*Dataset entries:*
──────────

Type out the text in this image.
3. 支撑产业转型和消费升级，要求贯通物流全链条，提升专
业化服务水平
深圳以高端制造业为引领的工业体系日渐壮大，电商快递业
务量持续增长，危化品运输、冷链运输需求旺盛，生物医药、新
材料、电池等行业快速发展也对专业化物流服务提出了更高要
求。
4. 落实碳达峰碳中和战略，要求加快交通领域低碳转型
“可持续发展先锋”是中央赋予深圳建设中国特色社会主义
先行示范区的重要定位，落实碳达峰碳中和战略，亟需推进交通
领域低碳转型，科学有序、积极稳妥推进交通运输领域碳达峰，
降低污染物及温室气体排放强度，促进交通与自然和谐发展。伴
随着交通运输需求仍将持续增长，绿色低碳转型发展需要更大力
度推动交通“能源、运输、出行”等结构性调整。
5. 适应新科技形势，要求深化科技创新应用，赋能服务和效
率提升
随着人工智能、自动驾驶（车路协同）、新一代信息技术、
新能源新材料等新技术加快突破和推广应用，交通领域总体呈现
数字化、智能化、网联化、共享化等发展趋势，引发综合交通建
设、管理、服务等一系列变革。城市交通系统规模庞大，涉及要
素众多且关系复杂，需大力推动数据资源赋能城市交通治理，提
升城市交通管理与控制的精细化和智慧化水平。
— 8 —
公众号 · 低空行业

──────────

Write out the whole listing again, exactly as it stands.

*RESULT FOR THIS EXERCISE:*
Type out the text in this image.
3. 支撑产业转型和消费升级，要求贯通物流全链条，提升专
业化服务水平
深圳以高端制造业为引领的工业体系日渐壮大，电商快递业
务量持续增长，危化品运输、冷链运输需求旺盛，生物医药、新
材料、电池等行业快速发展也对专业化物流服务提出了更高要
求。
4. 落实碳达峰碳中和战略，要求加快交通领域低碳转型
“可持续发展先锋”是中央赋予深圳建设中国特色社会主义
先行示范区的重要定位，落实碳达峰碳中和战略，亟需推进交通
领域低碳转型，科学有序、积极稳妥推进交通运输领域碳达峰，
降低污染物及温室气体排放强度，促进交通与自然和谐发展。伴
随着交通运输需求仍将持续增长，绿色低碳转型发展需要更大力
度推动交通“能源、运输、出行”等结构性调整。
5. 适应新科技形势，要求深化科技创新应用，赋能服务和效
率提升
随着人工智能、自动驾驶（车路协同）、新一代信息技术、
新能源新材料等新技术加快突破和推广应用，交通领域总体呈现
数字化、智能化、网联化、共享化等发展趋势，引发综合交通建
设、管理、服务等一系列变革。城市交通系统规模庞大，涉及要
素众多且关系复杂，需大力推动数据资源赋能城市交通治理，提
升城市交通管理与控制的精细化和智慧化水平。
— 8 —
公众号 · 低空行业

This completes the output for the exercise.